* **THE TASK**
Identify every line in the records below that contains the string "button", and copy each of those lines in full.

^^^^^^^^

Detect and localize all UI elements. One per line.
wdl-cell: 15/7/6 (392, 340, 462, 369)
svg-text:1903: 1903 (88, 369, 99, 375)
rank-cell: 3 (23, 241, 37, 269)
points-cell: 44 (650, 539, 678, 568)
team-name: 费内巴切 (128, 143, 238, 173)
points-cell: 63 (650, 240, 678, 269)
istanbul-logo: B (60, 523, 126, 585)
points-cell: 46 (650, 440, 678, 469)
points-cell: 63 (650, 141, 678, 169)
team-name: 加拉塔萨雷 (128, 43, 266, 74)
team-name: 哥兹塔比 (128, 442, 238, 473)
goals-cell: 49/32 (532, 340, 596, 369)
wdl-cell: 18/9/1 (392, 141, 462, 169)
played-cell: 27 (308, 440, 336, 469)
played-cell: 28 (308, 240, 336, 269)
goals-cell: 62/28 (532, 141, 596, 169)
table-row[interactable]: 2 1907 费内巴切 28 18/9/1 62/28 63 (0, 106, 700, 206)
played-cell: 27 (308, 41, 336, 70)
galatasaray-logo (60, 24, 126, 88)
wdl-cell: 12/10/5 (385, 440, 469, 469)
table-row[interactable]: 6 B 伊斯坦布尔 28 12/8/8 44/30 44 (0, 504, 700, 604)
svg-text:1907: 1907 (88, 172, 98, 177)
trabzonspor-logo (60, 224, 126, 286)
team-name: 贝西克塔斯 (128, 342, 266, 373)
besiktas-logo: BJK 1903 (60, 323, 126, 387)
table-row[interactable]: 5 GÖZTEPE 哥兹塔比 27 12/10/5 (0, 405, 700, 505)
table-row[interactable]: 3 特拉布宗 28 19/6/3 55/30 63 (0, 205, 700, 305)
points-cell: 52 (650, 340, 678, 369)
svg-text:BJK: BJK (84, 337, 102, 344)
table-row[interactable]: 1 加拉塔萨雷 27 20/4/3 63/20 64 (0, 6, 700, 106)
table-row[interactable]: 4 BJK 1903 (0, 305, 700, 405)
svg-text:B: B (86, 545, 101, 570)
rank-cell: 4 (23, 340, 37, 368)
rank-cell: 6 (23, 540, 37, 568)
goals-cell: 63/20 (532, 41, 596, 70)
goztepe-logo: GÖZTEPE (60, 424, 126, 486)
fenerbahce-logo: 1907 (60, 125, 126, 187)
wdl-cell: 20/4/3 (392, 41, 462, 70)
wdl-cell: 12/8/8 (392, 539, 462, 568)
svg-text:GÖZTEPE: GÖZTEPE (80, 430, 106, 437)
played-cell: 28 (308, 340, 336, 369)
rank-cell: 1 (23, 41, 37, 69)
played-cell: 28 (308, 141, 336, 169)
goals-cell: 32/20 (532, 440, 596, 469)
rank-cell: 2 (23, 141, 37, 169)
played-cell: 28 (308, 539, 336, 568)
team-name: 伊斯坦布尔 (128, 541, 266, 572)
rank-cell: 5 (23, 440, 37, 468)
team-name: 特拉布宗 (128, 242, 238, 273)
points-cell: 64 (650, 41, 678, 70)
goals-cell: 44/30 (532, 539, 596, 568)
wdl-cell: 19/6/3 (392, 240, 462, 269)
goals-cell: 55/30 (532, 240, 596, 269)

^^^^^^^^

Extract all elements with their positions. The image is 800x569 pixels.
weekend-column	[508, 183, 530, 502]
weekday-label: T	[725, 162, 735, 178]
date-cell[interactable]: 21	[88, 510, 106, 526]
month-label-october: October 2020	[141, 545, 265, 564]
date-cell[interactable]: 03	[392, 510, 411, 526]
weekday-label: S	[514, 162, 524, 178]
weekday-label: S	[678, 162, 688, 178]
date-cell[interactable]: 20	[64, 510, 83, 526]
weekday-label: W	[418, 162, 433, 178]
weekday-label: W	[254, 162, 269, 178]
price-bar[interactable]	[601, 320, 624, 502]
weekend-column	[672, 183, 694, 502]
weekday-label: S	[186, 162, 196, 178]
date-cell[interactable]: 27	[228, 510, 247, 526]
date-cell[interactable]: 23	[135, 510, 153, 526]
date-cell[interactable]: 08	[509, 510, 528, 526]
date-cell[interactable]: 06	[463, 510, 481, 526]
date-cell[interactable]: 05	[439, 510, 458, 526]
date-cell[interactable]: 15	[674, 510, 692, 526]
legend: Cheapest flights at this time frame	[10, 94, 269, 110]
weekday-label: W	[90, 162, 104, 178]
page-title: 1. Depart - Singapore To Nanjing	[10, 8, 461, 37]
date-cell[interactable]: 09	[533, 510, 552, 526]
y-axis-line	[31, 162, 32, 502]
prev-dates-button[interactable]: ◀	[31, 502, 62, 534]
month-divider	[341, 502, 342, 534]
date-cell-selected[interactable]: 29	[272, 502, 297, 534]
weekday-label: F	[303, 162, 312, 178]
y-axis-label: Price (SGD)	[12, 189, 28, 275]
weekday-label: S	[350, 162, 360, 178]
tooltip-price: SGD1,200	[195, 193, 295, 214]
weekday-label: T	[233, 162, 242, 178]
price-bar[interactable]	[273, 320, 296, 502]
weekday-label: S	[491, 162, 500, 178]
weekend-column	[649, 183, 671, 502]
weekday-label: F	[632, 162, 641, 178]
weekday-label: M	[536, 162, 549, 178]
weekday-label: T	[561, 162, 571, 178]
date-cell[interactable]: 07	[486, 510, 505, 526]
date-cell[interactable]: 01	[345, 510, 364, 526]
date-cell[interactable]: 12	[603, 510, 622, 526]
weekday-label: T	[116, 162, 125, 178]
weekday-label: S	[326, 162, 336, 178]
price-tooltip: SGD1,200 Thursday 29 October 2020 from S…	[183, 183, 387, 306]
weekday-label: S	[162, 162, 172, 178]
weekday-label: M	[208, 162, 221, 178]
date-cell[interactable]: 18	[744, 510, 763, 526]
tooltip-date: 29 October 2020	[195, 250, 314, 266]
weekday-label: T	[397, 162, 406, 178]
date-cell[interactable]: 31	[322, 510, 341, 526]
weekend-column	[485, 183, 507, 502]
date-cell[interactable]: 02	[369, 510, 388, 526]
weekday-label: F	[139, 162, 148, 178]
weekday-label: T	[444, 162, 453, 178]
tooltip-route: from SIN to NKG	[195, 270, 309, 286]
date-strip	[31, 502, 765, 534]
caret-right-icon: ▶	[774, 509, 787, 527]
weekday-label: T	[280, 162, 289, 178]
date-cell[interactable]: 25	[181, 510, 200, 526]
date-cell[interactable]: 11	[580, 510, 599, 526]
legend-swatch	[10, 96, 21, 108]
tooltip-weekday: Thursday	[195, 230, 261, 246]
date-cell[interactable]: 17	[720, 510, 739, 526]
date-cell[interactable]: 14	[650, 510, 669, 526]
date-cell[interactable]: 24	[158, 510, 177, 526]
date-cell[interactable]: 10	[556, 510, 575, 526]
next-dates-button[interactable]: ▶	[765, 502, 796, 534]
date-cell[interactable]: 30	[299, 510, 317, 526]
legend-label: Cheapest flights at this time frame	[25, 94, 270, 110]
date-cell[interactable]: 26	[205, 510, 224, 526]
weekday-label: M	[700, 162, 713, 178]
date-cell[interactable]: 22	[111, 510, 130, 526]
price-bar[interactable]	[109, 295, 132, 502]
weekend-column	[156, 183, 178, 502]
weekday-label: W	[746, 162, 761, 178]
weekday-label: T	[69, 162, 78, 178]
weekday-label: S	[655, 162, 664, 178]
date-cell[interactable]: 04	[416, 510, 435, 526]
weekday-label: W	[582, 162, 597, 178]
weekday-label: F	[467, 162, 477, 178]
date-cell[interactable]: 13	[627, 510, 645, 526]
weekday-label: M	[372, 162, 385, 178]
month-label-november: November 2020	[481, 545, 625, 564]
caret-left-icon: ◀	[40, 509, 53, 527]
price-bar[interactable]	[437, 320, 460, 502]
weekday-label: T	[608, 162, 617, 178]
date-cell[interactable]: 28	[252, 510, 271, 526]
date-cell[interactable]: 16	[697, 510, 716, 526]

^^^^^^^^

* **RESULT**
prev-dates-button[interactable]: ◀	[31, 502, 62, 534]
next-dates-button[interactable]: ▶	[765, 502, 796, 534]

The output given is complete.